> [WORK INSTRUCTIONS]:
Make an exact copy of each entry, leaving out every picture.

>> Begin INPUT ROWS

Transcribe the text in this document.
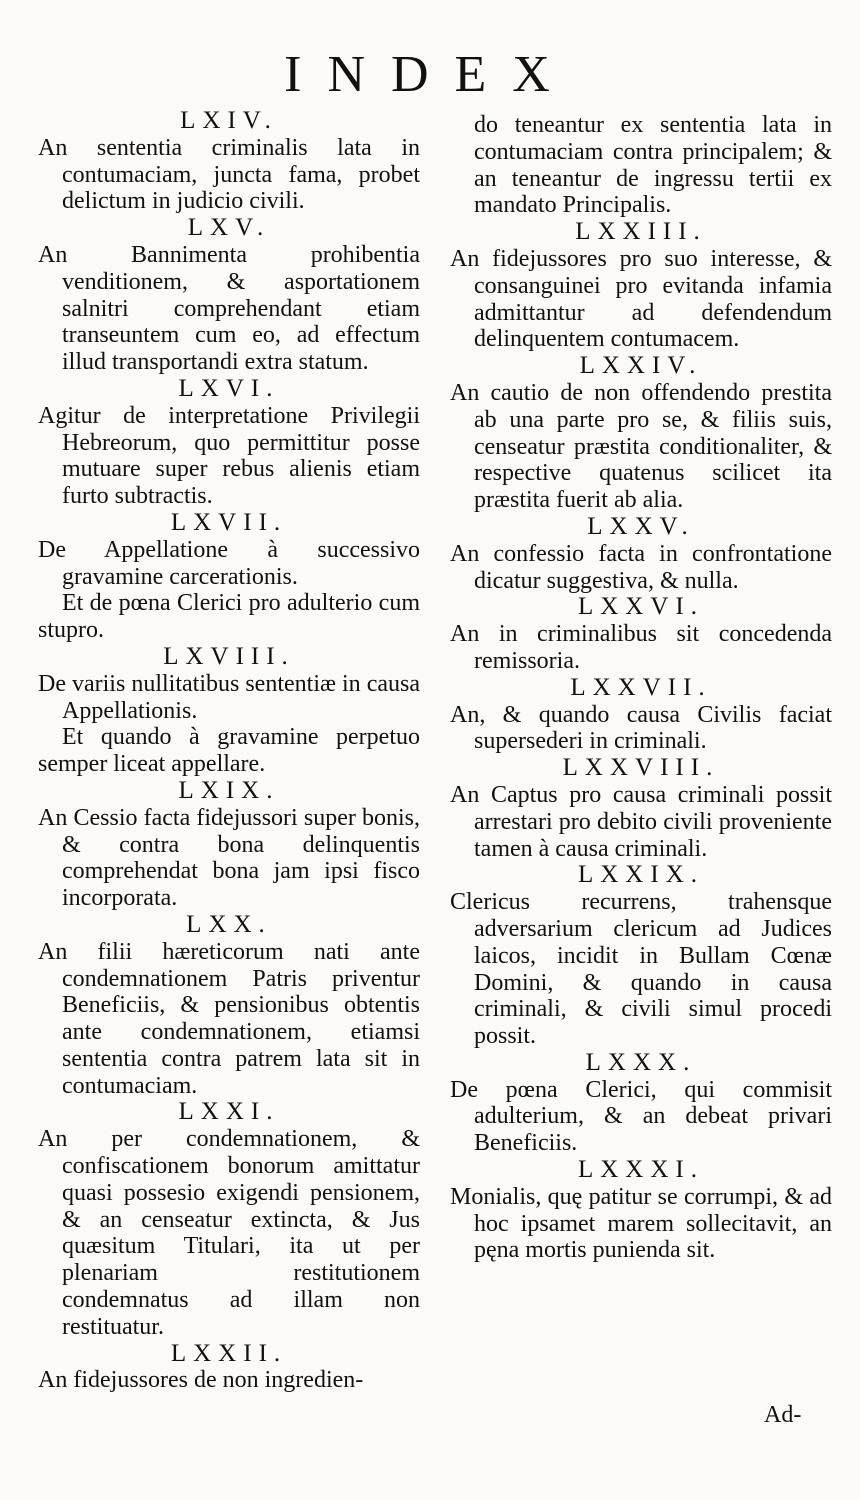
INDEX
LXIV.
An sententia criminalis lata in contumaciam, juncta fama, probet delictum in judicio civili.
LXV.
An Bannimenta prohibentia venditionem, & asportationem salnitri comprehendant etiam transeuntem cum eo, ad effectum illud transportandi extra statum.
LXVI.
Agitur de interpretatione Privilegii Hebreorum, quo permittitur posse mutuare super rebus alienis etiam furto subtractis.
LXVII.
De Appellatione à successivo gravamine carcerationis.
Et de pœna Clerici pro adulterio cum stupro.
LXVIII.
De variis nullitatibus sententiæ in causa Appellationis.
Et quando à gravamine perpetuo semper liceat appellare.
LXIX.
An Cessio facta fidejussori super bonis, & contra bona delinquentis comprehendat bona jam ipsi fisco incorporata.
LXX.
An filii hæreticorum nati ante condemnationem Patris priventur Beneficiis, & pensionibus obtentis ante condemnationem, etiamsi sententia contra patrem lata sit in contumaciam.
LXXI.
An per condemnationem, & confiscationem bonorum amittatur quasi possesio exigendi pensionem, & an censeatur extincta, & Jus quæsitum Titulari, ita ut per plenariam restitutionem condemnatus ad illam non restituatur.
LXXII.
An fidejussores de non ingredien-
do teneantur ex sententia lata in contumaciam contra principalem; & an teneantur de ingressu tertii ex mandato Principalis.
LXXIII.
An fidejussores pro suo interesse, & consanguinei pro evitanda infamia admittantur ad defendendum delinquentem contumacem.
LXXIV.
An cautio de non offendendo prestita ab una parte pro se, & filiis suis, censeatur præstita conditionaliter, & respective quatenus scilicet ita præstita fuerit ab alia.
LXXV.
An confessio facta in confrontatione dicatur suggestiva, & nulla.
LXXVI.
An in criminalibus sit concedenda remissoria.
LXXVII.
An, & quando causa Civilis faciat supersederi in criminali.
LXXVIII.
An Captus pro causa criminali possit arrestari pro debito civili proveniente tamen à causa criminali.
LXXIX.
Clericus recurrens, trahensque adversarium clericum ad Judices laicos, incidit in Bullam Cœnæ Domini, & quando in causa criminali, & civili simul procedi possit.
LXXX.
De pœna Clerici, qui commisit adulterium, & an debeat privari Beneficiis.
LXXXI.
Monialis, quę patitur se corrumpi, & ad hoc ipsamet marem sollecitavit, an pęna mortis punienda sit.
Ad-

>> End INPUT ROWS

> [WRITTEN ANSWER]:
Transcribe the text in this document.
INDEX
LXIV.
An sententia criminalis lata in contumaciam, juncta fama, probet delictum in judicio civili.
LXV.
An Bannimenta prohibentia venditionem, & asportationem salnitri comprehendant etiam transeuntem cum eo, ad effectum illud transportandi extra statum.
LXVI.
Agitur de interpretatione Privilegii Hebreorum, quo permittitur posse mutuare super rebus alienis etiam furto subtractis.
LXVII.
De Appellatione à successivo gravamine carcerationis.
Et de pœna Clerici pro adulterio cum stupro.
LXVIII.
De variis nullitatibus sententiæ in causa Appellationis.
Et quando à gravamine perpetuo semper liceat appellare.
LXIX.
An Cessio facta fidejussori super bonis, & contra bona delinquentis comprehendat bona jam ipsi fisco incorporata.
LXX.
An filii hæreticorum nati ante condemnationem Patris priventur Beneficiis, & pensionibus obtentis ante condemnationem, etiamsi sententia contra patrem lata sit in contumaciam.
LXXI.
An per condemnationem, & confiscationem bonorum amittatur quasi possesio exigendi pensionem, & an censeatur extincta, & Jus quæsitum Titulari, ita ut per plenariam restitutionem condemnatus ad illam non restituatur.
LXXII.
An fidejussores de non ingredien-
do teneantur ex sententia lata in contumaciam contra principalem; & an teneantur de ingressu tertii ex mandato Principalis.
LXXIII.
An fidejussores pro suo interesse, & consanguinei pro evitanda infamia admittantur ad defendendum delinquentem contumacem.
LXXIV.
An cautio de non offendendo prestita ab una parte pro se, & filiis suis, censeatur præstita conditionaliter, & respective quatenus scilicet ita præstita fuerit ab alia.
LXXV.
An confessio facta in confrontatione dicatur suggestiva, & nulla.
LXXVI.
An in criminalibus sit concedenda remissoria.
LXXVII.
An, & quando causa Civilis faciat supersederi in criminali.
LXXVIII.
An Captus pro causa criminali possit arrestari pro debito civili proveniente tamen à causa criminali.
LXXIX.
Clericus recurrens, trahensque adversarium clericum ad Judices laicos, incidit in Bullam Cœnæ Domini, & quando in causa criminali, & civili simul procedi possit.
LXXX.
De pœna Clerici, qui commisit adulterium, & an debeat privari Beneficiis.
LXXXI.
Monialis, quę patitur se corrumpi, & ad hoc ipsamet marem sollecitavit, an pęna mortis punienda sit.
Ad-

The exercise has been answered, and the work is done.